Start

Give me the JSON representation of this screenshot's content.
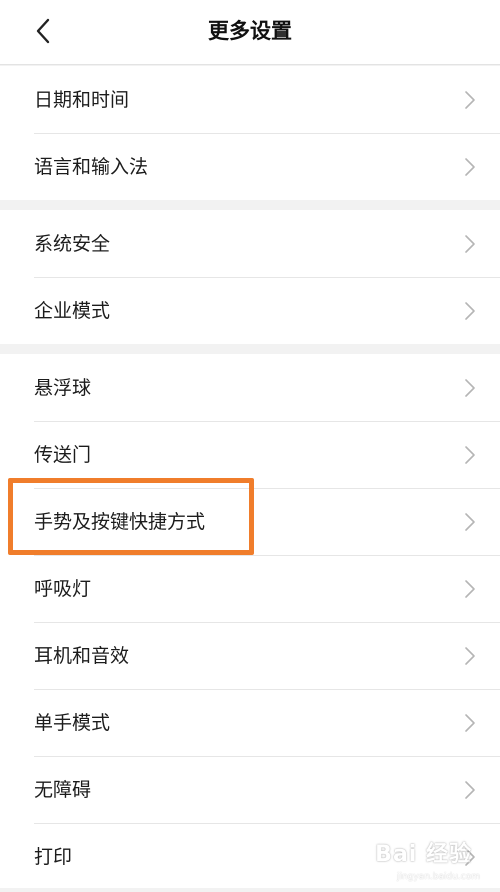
{
  "header": {
    "title": "更多设置"
  },
  "groups": [
    {
      "items": [
        {
          "label": "日期和时间"
        },
        {
          "label": "语言和输入法"
        }
      ]
    },
    {
      "items": [
        {
          "label": "系统安全"
        },
        {
          "label": "企业模式"
        }
      ]
    },
    {
      "items": [
        {
          "label": "悬浮球"
        },
        {
          "label": "传送门"
        },
        {
          "label": "手势及按键快捷方式"
        },
        {
          "label": "呼吸灯"
        },
        {
          "label": "耳机和音效"
        },
        {
          "label": "单手模式"
        },
        {
          "label": "无障碍"
        },
        {
          "label": "打印"
        }
      ]
    }
  ],
  "watermark": {
    "brand": "Bai 经验",
    "url": "jingyan.baidu.com"
  },
  "colors": {
    "highlight": "#f07d2b",
    "background": "#f2f2f2",
    "divider": "#e6e6e6"
  }
}
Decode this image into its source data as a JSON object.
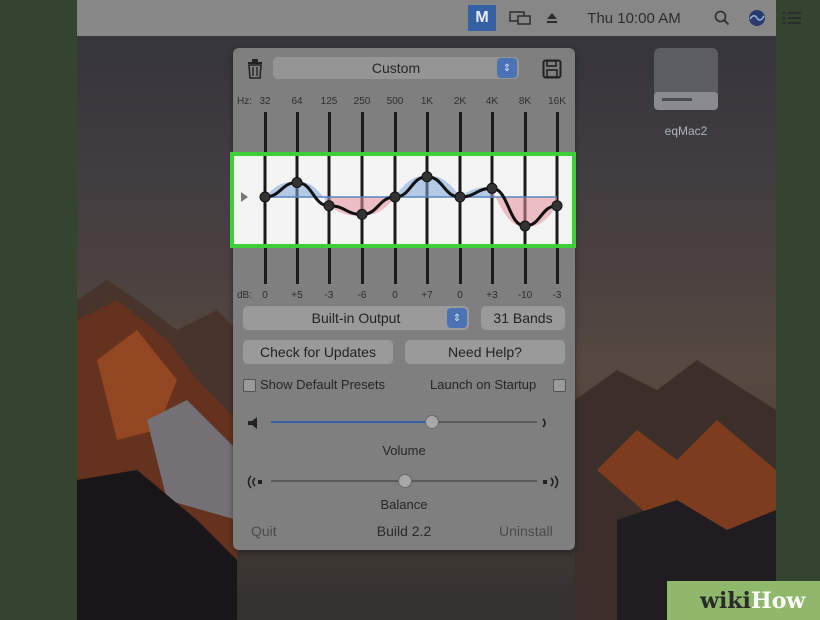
{
  "menubar": {
    "eq_icon_glyph": "M",
    "clock": "Thu 10:00 AM",
    "icons": [
      "eq-icon",
      "display-mirror-icon",
      "eject-icon",
      "search-icon",
      "siri-icon",
      "notification-list-icon"
    ]
  },
  "desktop": {
    "drive_label": "eqMac2"
  },
  "eq": {
    "preset": "Custom",
    "hz_prefix": "Hz:",
    "db_prefix": "dB:",
    "bands": [
      {
        "hz": "32",
        "db": "0"
      },
      {
        "hz": "64",
        "db": "+5"
      },
      {
        "hz": "125",
        "db": "-3"
      },
      {
        "hz": "250",
        "db": "-6"
      },
      {
        "hz": "500",
        "db": "0"
      },
      {
        "hz": "1K",
        "db": "+7"
      },
      {
        "hz": "2K",
        "db": "0"
      },
      {
        "hz": "4K",
        "db": "+3"
      },
      {
        "hz": "8K",
        "db": "-10"
      },
      {
        "hz": "16K",
        "db": "-3"
      }
    ],
    "output": "Built-in Output",
    "bands_button": "31 Bands",
    "check_updates": "Check for Updates",
    "need_help": "Need Help?",
    "show_presets": "Show Default Presets",
    "launch_startup": "Launch on Startup",
    "volume_label": "Volume",
    "balance_label": "Balance",
    "volume_level": 0.6,
    "balance_level": 0.5,
    "quit": "Quit",
    "build": "Build 2.2",
    "uninstall": "Uninstall"
  },
  "watermark": {
    "wiki": "wiki",
    "how": "How"
  },
  "colors": {
    "highlight_border": "#3ecf3a",
    "curve_positive": "#7ba7d8",
    "curve_negative": "#e88f9d",
    "menu_selected": "#3560a6"
  }
}
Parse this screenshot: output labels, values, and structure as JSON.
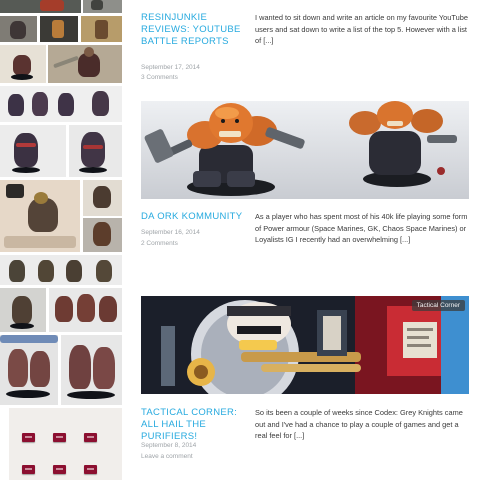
{
  "posts": [
    {
      "title": "Resinjunkie reviews: YouTube Battle Reports",
      "date": "September 17, 2014",
      "comments": "3 Comments",
      "excerpt": "I wanted to sit down and write an article on my favourite YouTube users and sat down to write a list of the top 5. However with a list of [...]"
    },
    {
      "title": "Da Ork Kommunity",
      "date": "September 16, 2014",
      "comments": "2 Comments",
      "excerpt": "As a player who has spent most of his 40k life playing some form of Power armour (Space Marines, GK, Chaos Space Marines) or Loyalists IG I recently had an overwhelming [...]"
    },
    {
      "title": "Tactical Corner: All Hail the Purifiers!",
      "date": "September 8, 2014",
      "comments": "Leave a comment",
      "excerpt": "So its been a couple of weeks since Codex: Grey Knights came out and I've had a chance to play a couple of games and get a real feel for [...]",
      "category_badge": "Tactical Corner"
    }
  ],
  "colors": {
    "link_blue": "#27aadf",
    "meta_grey": "#9fa4a8",
    "excerpt_text": "#3b3b3b"
  }
}
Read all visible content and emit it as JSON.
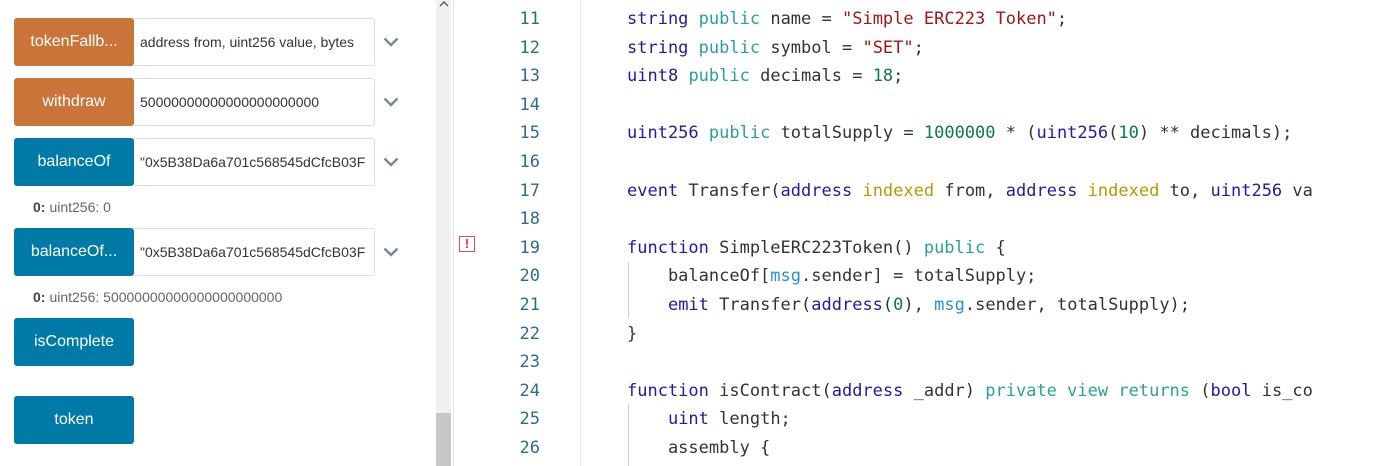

End

● Exercise task: Filter out all lines lacking the word "YouTube" and copy the rest.

● Answer below:
      "title": "Resinjunkie reviews: YouTube Battle Reports",
      "excerpt": "I wanted to sit down and write an article on my favourite YouTube users and sat down to write a list of the top 5. However with a list of [...]"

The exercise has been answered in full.